> Instructions for the task
Return the listing below unchanged, minus its pictures.

------------------------

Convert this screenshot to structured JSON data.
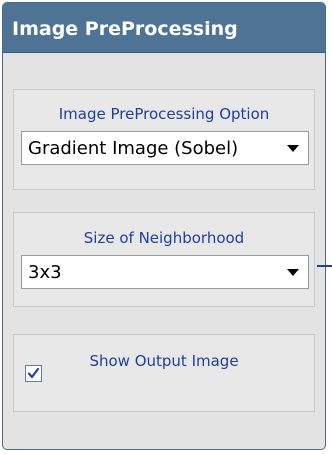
{
  "panel": {
    "title": "Image PreProcessing"
  },
  "preprocessing_option": {
    "label": "Image PreProcessing Option",
    "selected": "Gradient Image (Sobel)"
  },
  "neighborhood_size": {
    "label": "Size of Neighborhood",
    "selected": "3x3"
  },
  "show_output": {
    "label": "Show Output Image",
    "checked": true
  },
  "icons": {
    "dropdown_arrow": "chevron-down-icon",
    "checkmark": "check-icon"
  },
  "colors": {
    "header": "#4f7394",
    "label_text": "#1f3f9c",
    "panel_background": "#e3e3e3"
  }
}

------------------------

> Correct answer
Convert this screenshot to structured JSON data.
{
  "panel": {
    "title": "Image PreProcessing"
  },
  "preprocessing_option": {
    "label": "Image PreProcessing Option",
    "selected": "Gradient Image (Sobel)"
  },
  "neighborhood_size": {
    "label": "Size of Neighborhood",
    "selected": "3x3"
  },
  "show_output": {
    "label": "Show Output Image",
    "checked": true
  },
  "icons": {
    "dropdown_arrow": "chevron-down-icon",
    "checkmark": "check-icon"
  },
  "colors": {
    "header": "#4f7394",
    "label_text": "#1f3f9c",
    "panel_background": "#e3e3e3"
  }
}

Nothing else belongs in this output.